To be done: How many lines hold the string "three"? Give only the number.

Material for the task:
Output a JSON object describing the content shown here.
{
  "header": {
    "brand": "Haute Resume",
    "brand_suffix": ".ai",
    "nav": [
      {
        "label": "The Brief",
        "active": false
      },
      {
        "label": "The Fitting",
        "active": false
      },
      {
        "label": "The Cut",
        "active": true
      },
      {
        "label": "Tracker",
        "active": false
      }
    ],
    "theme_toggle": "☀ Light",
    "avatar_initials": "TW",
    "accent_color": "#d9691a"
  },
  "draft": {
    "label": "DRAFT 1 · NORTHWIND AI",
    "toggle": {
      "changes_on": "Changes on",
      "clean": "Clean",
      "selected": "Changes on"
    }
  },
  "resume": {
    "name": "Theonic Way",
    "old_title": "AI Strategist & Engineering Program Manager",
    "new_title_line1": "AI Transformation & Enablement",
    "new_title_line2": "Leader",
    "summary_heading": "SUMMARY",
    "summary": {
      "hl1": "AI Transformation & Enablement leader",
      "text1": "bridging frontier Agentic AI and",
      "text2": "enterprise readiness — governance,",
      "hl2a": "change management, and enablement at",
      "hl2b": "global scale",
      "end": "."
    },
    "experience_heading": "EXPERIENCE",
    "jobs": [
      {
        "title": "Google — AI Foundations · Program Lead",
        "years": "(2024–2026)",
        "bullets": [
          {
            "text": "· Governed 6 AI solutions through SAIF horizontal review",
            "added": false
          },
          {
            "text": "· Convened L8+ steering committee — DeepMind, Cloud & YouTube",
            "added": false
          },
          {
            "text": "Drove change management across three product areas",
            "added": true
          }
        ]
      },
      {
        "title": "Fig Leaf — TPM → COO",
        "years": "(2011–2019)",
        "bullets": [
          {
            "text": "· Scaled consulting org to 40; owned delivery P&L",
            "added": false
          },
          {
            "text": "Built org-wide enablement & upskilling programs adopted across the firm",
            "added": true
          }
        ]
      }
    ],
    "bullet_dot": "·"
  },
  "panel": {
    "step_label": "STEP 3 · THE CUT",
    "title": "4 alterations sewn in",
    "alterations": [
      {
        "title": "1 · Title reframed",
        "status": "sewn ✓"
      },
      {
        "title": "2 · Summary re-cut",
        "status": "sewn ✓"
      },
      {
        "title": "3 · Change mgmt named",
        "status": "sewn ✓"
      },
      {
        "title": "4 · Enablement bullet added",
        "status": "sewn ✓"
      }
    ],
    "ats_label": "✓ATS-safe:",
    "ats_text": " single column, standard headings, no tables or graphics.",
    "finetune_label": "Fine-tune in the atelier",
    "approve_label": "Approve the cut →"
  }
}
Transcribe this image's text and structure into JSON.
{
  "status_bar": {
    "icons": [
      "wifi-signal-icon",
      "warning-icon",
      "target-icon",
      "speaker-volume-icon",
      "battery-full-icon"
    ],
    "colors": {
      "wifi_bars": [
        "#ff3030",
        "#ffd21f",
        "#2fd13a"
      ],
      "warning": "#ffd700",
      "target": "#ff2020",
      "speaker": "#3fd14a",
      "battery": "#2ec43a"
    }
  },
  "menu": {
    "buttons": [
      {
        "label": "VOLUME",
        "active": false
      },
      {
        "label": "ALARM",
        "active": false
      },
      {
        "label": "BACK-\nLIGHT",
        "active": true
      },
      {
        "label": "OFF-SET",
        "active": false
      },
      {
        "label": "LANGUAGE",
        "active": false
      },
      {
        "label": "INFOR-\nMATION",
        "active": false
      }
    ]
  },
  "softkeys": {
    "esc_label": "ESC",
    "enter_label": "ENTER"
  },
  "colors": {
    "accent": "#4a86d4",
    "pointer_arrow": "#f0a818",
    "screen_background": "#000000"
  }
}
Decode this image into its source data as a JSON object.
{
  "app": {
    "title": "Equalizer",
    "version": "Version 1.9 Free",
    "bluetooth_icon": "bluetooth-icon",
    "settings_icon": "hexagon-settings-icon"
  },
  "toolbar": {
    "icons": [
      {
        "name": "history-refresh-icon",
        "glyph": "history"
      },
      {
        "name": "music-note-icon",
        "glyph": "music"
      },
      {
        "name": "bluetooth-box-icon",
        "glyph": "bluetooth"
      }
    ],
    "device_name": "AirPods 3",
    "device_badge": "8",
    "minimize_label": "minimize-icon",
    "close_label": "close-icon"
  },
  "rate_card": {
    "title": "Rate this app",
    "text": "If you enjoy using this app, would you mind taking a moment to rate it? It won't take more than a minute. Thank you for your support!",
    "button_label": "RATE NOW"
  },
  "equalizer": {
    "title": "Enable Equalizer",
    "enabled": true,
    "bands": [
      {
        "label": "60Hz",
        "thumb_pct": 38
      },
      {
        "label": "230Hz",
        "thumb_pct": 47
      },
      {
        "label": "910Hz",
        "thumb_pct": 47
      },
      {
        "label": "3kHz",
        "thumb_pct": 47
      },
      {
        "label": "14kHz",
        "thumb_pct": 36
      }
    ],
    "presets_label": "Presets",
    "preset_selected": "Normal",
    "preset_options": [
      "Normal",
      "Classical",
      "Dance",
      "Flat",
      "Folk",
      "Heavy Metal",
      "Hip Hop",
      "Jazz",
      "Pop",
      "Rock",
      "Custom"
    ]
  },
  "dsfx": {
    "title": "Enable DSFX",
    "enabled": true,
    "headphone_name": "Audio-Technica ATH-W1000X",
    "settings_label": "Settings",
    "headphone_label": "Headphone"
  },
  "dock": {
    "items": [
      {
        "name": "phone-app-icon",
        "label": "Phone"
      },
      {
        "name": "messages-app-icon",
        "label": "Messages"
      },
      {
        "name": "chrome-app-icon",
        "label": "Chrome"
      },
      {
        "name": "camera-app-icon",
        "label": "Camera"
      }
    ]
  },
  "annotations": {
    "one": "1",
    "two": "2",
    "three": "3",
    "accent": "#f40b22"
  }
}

Result for this task: 2